### SET EXERCISE
Report only how many lines of the entries below contain the string "aircraft".

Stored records
## begin

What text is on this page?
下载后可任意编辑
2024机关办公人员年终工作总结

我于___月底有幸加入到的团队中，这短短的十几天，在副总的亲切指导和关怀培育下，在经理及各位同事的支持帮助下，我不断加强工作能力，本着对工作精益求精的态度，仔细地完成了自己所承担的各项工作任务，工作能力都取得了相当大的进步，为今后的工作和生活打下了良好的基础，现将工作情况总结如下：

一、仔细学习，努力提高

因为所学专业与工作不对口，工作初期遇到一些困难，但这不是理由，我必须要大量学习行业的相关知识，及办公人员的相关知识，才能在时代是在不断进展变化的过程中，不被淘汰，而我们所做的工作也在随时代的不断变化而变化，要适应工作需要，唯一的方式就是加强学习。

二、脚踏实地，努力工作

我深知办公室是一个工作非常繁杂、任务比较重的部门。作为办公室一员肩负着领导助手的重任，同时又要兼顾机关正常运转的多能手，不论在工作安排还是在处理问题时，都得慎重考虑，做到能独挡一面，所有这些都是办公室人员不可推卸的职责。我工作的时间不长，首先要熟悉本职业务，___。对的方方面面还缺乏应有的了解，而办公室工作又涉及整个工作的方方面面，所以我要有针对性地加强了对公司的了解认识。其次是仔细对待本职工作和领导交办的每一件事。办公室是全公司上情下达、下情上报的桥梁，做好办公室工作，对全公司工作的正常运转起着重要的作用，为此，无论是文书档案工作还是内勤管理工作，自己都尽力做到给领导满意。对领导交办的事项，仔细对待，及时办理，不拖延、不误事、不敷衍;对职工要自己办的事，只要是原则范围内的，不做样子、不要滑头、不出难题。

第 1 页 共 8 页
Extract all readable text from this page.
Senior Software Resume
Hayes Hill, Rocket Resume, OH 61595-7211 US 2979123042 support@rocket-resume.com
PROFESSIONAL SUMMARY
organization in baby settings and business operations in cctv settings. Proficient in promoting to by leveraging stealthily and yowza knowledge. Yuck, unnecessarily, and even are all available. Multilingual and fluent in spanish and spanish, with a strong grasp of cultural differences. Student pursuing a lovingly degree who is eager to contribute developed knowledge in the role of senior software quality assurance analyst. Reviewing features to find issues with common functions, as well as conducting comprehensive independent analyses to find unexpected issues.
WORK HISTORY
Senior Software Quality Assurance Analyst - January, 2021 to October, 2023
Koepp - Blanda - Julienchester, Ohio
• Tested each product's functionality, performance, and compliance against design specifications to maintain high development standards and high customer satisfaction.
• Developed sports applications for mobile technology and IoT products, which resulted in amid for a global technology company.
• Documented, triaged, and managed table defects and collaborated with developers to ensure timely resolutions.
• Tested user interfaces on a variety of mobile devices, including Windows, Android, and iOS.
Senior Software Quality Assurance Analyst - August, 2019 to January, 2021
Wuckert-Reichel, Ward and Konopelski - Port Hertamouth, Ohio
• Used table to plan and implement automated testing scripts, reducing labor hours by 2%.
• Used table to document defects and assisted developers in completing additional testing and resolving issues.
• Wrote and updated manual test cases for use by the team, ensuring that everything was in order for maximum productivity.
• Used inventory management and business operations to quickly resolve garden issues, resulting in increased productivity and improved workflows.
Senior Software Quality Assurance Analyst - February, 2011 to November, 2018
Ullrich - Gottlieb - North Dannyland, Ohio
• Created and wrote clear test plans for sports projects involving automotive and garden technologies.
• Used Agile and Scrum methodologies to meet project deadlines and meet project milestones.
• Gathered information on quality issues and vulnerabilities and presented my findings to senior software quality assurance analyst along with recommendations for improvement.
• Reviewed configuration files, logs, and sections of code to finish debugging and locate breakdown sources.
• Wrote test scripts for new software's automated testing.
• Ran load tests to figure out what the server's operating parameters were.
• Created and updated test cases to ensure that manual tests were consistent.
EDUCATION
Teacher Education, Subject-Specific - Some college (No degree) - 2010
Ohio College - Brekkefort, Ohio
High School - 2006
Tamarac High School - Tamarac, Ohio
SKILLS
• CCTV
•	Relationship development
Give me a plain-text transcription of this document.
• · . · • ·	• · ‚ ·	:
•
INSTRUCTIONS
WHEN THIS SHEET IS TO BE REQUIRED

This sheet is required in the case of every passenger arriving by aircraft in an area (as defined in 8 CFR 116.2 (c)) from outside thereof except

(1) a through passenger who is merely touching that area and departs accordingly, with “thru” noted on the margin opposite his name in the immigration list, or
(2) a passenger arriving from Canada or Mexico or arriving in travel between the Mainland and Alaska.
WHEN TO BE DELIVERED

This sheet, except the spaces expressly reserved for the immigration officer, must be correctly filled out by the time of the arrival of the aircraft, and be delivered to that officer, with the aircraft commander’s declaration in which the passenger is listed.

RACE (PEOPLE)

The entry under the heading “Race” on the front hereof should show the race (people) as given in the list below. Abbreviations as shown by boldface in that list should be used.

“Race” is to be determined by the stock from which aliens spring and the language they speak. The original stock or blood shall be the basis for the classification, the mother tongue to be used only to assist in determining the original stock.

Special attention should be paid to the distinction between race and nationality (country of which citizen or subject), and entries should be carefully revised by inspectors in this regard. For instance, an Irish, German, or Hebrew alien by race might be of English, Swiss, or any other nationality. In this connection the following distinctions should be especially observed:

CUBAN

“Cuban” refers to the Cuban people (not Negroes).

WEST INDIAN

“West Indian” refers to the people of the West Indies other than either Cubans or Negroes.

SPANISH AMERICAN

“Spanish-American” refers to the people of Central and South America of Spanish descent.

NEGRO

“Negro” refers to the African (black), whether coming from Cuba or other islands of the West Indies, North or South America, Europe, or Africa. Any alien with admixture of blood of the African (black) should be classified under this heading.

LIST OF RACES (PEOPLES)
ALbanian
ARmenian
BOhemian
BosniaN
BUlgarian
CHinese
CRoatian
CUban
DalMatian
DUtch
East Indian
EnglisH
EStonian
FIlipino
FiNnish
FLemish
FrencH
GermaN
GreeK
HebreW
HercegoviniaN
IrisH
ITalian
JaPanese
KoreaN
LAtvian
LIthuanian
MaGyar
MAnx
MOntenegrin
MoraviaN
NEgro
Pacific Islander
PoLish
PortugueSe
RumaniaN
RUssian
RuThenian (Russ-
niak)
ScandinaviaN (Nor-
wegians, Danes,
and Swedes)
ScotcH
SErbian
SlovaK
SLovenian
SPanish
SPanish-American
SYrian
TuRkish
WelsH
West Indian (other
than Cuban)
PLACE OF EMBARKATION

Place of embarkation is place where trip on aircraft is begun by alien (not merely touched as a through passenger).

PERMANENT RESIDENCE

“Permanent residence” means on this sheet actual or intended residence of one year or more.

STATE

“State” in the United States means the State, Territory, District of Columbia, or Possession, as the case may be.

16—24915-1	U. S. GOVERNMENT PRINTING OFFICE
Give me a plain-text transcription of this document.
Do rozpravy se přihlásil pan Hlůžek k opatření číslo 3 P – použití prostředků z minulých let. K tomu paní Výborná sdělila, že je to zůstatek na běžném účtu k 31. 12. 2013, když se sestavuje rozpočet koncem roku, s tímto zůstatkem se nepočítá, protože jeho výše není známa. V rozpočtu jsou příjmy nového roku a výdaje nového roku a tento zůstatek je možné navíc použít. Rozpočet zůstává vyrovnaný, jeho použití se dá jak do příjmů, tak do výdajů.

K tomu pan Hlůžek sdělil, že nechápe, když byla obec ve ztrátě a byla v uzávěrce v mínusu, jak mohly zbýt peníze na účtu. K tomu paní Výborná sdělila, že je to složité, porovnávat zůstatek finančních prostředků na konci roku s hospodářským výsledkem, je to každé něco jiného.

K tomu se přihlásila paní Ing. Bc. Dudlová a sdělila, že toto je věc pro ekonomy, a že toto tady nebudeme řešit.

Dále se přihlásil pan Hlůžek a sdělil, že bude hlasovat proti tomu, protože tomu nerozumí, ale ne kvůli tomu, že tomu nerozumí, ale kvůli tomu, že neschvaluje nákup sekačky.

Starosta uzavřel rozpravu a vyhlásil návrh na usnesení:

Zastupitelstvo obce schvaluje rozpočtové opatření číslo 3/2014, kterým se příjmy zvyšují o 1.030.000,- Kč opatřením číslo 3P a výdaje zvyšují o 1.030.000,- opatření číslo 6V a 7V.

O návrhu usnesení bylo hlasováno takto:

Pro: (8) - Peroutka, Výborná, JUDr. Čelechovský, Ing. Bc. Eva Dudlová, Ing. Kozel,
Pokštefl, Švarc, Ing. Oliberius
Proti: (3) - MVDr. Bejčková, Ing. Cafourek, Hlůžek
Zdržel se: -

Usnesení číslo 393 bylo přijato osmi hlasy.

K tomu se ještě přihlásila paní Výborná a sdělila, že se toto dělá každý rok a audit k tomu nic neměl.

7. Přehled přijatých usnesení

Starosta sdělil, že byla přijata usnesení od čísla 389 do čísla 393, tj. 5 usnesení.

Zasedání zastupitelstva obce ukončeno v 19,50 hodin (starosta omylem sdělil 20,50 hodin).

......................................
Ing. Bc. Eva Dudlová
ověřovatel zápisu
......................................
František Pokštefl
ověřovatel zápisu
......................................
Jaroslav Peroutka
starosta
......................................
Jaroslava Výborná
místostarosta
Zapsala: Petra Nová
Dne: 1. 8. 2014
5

## end

### FINAL RESULT
3